* START DATASET EXTRACT *

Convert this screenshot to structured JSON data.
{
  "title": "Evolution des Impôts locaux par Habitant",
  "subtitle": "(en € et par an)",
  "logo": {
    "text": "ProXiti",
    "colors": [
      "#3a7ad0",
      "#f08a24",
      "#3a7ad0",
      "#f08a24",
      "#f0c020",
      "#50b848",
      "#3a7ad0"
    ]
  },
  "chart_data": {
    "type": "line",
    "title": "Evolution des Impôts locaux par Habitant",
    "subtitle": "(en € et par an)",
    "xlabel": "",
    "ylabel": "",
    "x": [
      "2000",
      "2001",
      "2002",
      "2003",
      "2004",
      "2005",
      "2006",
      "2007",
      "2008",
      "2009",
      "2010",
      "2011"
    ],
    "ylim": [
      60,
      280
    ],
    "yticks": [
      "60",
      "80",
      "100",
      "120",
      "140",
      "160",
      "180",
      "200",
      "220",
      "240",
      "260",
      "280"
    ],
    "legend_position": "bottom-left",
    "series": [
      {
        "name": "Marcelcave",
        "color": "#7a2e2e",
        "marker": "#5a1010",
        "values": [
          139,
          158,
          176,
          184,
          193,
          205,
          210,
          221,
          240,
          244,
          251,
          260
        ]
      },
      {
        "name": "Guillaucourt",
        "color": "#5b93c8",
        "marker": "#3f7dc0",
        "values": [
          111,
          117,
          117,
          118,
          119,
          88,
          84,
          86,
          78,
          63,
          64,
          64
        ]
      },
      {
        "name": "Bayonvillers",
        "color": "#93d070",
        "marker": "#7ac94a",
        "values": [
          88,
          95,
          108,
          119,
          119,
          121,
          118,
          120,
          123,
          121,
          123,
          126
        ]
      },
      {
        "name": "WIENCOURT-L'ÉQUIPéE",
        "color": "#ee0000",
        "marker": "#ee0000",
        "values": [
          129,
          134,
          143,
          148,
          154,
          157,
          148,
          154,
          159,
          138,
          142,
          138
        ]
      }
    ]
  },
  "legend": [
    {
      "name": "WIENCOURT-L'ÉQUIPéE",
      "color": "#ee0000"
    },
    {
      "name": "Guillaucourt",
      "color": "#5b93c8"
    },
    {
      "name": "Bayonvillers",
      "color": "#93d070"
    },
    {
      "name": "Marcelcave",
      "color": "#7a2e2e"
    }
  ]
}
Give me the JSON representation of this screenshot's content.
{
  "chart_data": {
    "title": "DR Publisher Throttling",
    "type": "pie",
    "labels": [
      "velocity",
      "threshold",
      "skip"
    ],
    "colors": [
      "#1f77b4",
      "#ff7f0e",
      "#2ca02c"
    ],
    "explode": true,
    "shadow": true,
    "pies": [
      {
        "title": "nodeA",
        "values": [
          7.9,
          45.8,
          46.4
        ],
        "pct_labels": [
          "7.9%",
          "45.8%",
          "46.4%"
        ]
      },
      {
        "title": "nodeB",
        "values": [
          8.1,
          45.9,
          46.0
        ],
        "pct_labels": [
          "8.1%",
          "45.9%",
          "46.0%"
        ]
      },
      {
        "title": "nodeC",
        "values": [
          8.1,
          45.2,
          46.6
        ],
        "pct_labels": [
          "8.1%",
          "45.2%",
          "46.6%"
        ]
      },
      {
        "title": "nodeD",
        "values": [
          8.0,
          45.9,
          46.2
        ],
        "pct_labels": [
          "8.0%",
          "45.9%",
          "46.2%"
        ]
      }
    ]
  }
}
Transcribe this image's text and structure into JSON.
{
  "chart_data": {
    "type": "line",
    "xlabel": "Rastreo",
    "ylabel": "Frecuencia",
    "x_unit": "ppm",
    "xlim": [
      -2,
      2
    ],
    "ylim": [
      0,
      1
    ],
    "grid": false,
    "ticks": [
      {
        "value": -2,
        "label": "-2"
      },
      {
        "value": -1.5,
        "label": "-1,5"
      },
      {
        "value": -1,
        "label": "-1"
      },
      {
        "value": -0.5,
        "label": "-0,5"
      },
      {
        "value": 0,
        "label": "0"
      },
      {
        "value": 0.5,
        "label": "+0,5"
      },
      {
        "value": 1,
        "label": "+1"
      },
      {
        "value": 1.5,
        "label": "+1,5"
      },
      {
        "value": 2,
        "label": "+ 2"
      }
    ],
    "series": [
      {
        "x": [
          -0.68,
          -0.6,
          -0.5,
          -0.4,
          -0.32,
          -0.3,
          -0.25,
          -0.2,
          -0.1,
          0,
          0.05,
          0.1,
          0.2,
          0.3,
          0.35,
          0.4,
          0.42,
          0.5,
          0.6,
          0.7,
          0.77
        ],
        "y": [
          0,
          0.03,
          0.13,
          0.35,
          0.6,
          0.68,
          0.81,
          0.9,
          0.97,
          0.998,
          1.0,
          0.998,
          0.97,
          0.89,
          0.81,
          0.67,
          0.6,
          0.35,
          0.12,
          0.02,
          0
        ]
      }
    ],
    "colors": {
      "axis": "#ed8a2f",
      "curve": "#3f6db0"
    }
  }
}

* END DATASET EXTRACT *

WHAT IS REQUIRED.
Count every line of the material above that holds the string "screenshot", then state only the total.

OUTPUT BELOW.
2